**Dataset records**.
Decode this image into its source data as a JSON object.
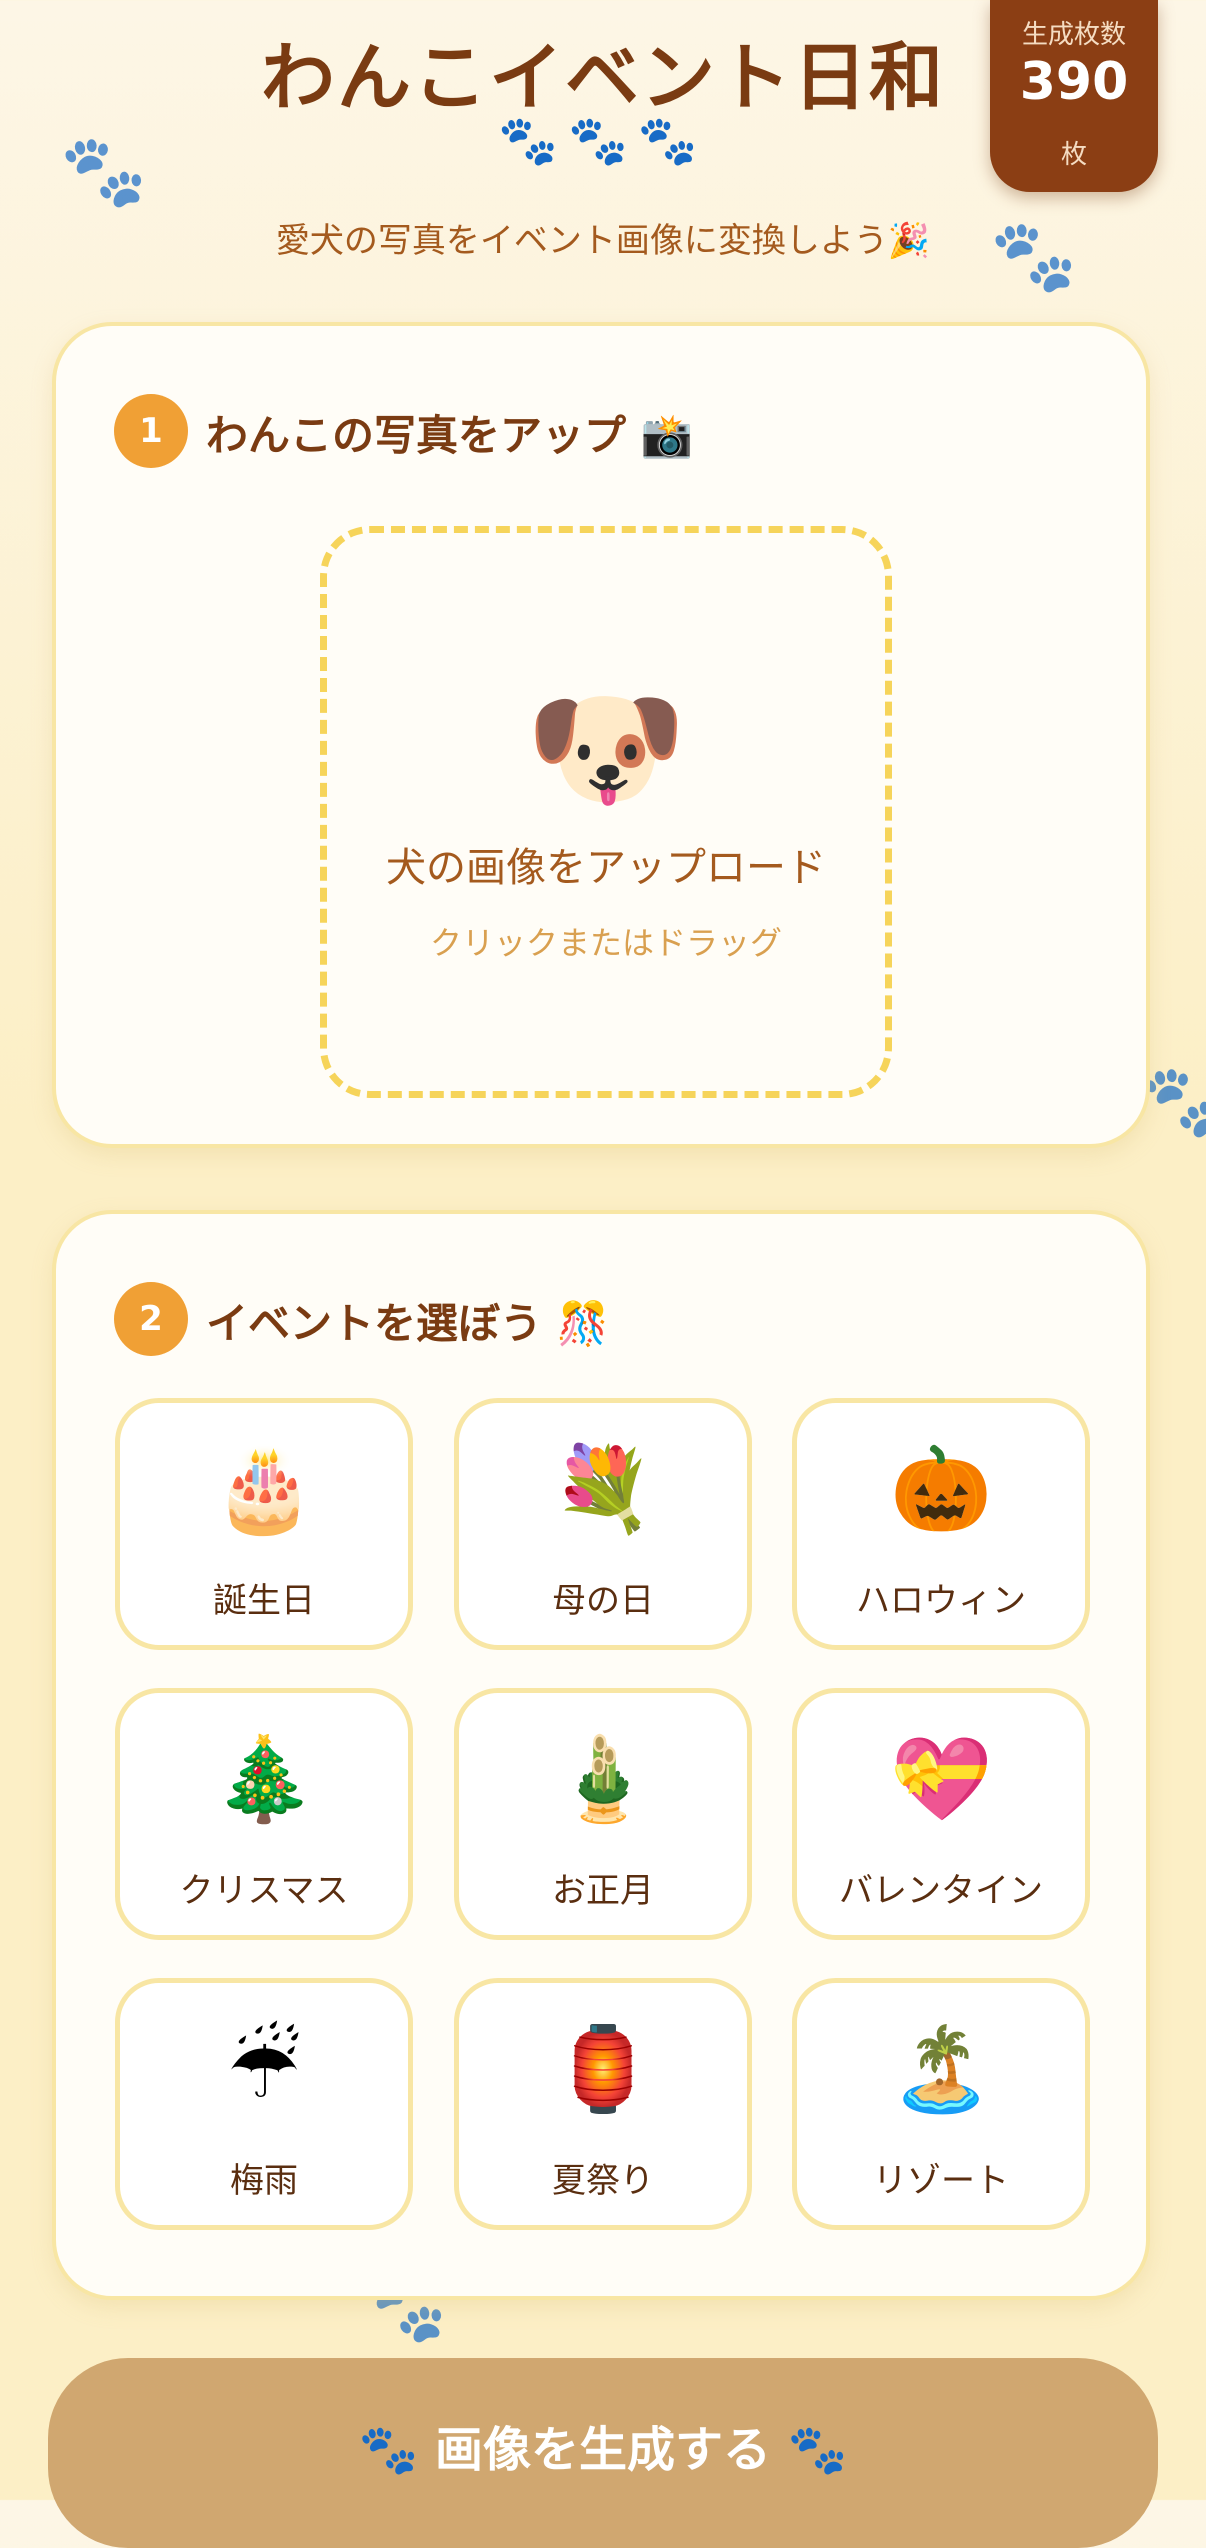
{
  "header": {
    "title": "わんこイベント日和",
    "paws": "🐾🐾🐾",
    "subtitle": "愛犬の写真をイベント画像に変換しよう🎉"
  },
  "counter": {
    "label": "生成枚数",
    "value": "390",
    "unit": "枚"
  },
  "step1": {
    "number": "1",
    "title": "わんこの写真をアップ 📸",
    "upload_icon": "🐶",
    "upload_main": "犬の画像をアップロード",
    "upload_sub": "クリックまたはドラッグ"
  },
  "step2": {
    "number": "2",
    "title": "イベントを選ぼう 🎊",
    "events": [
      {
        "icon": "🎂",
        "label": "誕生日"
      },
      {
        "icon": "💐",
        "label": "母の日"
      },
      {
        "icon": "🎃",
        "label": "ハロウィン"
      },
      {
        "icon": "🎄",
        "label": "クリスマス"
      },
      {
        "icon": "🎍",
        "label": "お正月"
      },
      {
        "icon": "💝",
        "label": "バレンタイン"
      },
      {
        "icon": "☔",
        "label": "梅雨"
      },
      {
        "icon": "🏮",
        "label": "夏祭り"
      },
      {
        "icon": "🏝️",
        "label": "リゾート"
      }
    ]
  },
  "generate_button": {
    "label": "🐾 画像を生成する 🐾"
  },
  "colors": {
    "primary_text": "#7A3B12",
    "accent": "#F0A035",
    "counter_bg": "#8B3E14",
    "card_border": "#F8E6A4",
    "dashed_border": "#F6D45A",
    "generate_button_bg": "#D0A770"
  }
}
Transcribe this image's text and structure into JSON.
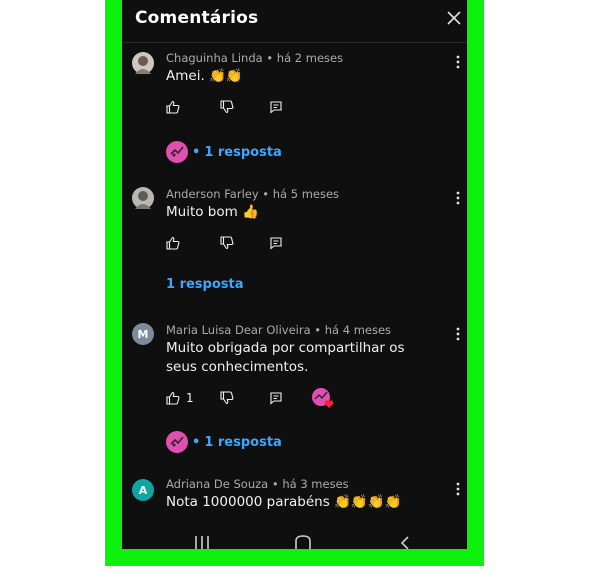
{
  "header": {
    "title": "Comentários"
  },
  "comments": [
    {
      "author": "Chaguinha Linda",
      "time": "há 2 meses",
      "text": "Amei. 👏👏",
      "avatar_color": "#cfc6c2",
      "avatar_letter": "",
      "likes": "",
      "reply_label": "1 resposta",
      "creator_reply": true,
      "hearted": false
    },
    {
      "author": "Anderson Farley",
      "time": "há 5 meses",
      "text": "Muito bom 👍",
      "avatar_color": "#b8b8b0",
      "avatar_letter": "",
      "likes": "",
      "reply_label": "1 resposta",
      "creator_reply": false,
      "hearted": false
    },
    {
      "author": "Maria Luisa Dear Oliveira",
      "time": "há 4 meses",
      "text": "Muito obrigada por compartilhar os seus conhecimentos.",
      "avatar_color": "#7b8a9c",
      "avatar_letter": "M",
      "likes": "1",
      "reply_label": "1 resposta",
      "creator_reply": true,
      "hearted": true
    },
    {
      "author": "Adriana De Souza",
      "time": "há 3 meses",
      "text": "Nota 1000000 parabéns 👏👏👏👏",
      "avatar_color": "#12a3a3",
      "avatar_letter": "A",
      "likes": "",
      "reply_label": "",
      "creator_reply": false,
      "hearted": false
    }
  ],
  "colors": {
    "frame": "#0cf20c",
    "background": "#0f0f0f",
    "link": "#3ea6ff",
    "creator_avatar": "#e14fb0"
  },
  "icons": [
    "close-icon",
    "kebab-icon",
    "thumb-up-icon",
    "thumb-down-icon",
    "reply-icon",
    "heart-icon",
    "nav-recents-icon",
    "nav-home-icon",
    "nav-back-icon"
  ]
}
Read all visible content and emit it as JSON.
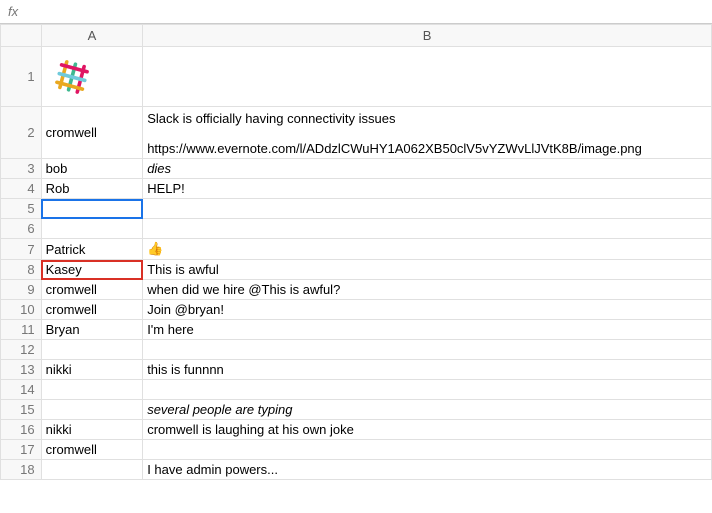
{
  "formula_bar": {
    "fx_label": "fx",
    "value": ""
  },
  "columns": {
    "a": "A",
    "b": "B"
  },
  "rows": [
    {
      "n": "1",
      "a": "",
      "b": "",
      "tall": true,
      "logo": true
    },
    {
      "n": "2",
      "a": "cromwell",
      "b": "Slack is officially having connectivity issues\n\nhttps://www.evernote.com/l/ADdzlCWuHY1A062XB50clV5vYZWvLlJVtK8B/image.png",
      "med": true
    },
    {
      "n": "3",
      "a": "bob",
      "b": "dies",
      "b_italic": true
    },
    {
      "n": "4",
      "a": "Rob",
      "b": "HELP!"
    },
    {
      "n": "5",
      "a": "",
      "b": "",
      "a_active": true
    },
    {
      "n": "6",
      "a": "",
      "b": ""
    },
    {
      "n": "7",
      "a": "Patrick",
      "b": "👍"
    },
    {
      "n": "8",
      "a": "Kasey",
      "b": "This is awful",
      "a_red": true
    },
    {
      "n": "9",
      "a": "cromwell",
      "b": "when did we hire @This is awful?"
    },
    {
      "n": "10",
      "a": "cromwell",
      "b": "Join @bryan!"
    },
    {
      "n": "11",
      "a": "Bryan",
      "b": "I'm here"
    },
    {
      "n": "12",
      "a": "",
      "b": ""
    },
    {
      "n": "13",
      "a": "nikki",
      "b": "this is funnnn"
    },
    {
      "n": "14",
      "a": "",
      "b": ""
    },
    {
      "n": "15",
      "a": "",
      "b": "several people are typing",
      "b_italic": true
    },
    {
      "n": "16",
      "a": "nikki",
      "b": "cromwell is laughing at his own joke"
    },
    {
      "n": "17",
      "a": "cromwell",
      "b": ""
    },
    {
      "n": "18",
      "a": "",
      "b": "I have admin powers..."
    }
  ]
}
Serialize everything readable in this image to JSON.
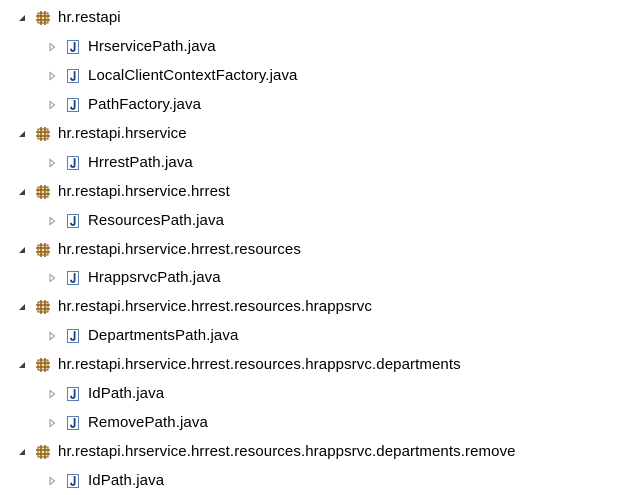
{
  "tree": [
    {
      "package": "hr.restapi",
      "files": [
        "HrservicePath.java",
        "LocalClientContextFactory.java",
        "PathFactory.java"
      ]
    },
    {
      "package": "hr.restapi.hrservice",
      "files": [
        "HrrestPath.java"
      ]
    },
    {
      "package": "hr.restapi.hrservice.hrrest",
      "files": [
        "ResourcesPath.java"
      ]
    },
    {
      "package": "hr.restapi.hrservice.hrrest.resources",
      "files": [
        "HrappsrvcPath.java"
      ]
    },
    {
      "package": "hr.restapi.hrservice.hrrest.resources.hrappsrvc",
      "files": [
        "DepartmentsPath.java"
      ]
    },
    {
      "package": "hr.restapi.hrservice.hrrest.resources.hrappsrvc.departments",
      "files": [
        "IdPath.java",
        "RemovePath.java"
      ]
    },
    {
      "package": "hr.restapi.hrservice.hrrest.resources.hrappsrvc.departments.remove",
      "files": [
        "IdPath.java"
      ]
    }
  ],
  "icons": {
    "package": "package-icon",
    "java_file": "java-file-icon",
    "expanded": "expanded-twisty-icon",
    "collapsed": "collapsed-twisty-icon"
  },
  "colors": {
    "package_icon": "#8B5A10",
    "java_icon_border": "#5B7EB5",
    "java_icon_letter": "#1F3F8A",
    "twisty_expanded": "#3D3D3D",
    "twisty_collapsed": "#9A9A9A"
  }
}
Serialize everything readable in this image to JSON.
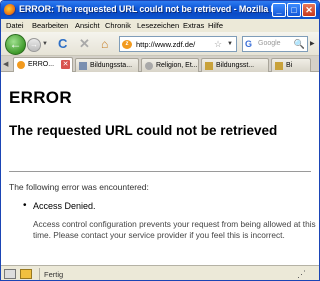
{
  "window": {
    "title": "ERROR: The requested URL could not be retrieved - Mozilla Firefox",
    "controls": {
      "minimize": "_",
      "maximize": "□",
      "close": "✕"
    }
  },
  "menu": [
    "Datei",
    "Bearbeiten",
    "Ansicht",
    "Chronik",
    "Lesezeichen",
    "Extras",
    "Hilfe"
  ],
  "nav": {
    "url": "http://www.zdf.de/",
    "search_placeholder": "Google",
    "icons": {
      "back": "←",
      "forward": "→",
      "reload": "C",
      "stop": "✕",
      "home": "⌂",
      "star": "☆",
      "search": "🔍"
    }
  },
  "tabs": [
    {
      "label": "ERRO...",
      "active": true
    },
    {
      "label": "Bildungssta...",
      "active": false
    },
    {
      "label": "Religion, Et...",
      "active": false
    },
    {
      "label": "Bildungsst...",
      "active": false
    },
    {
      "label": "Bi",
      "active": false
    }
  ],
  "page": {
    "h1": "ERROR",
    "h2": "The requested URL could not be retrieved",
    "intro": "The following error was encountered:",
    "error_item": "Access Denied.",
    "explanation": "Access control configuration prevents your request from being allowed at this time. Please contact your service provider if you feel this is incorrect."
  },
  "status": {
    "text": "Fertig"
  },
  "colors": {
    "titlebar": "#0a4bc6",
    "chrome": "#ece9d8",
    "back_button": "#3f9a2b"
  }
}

**SHORT TASK**. In the material above, find the lines that contain "Muito" and show them.

**CORRECT OUTPUT**.
      "text": "Muito bom 👍",
      "text": "Muito obrigada por compartilhar os seus conhecimentos.",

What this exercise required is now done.